Give the number of lines that contain the string "colici", and nothing else.

# Start of Data

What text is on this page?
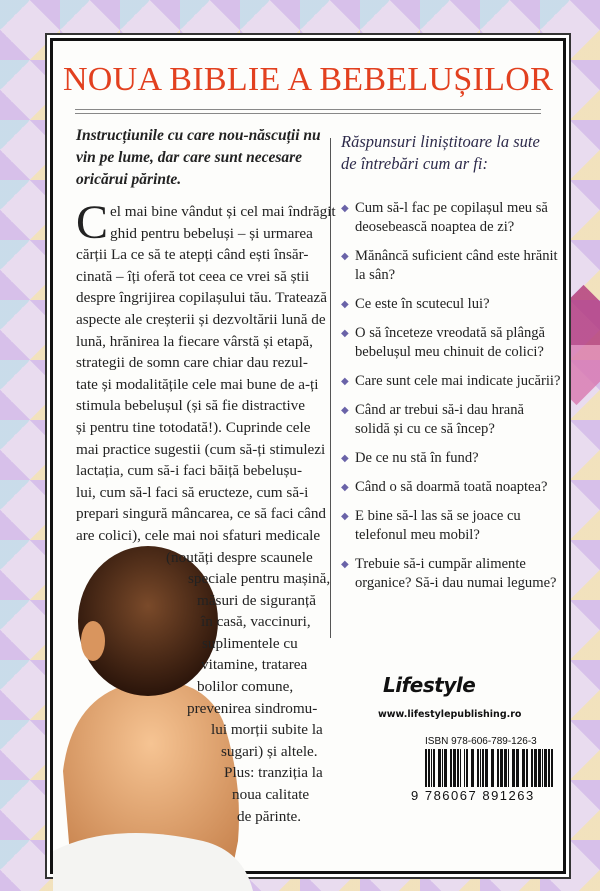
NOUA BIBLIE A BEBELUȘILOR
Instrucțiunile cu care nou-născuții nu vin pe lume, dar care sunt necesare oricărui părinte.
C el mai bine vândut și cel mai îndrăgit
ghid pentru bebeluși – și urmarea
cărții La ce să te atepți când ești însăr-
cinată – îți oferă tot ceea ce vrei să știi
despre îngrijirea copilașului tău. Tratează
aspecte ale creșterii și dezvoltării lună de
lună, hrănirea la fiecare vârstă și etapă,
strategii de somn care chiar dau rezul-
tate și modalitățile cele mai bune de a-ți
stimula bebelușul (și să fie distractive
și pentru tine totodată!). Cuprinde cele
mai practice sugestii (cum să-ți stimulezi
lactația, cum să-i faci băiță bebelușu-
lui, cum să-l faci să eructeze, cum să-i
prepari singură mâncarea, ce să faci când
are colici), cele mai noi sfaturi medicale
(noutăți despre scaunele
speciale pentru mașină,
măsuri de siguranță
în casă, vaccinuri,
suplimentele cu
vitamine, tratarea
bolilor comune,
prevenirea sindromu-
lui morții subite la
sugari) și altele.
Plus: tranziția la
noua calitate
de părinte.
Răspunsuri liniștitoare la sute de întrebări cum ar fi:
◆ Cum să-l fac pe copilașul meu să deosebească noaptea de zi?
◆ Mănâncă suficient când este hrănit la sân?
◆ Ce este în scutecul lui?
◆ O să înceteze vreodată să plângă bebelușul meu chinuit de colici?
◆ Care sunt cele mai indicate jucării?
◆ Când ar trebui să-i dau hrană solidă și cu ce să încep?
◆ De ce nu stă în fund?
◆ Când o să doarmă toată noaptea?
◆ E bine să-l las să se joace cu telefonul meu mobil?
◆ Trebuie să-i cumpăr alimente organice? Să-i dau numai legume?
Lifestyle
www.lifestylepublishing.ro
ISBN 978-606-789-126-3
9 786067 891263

# End of Data

- **Written reply**
2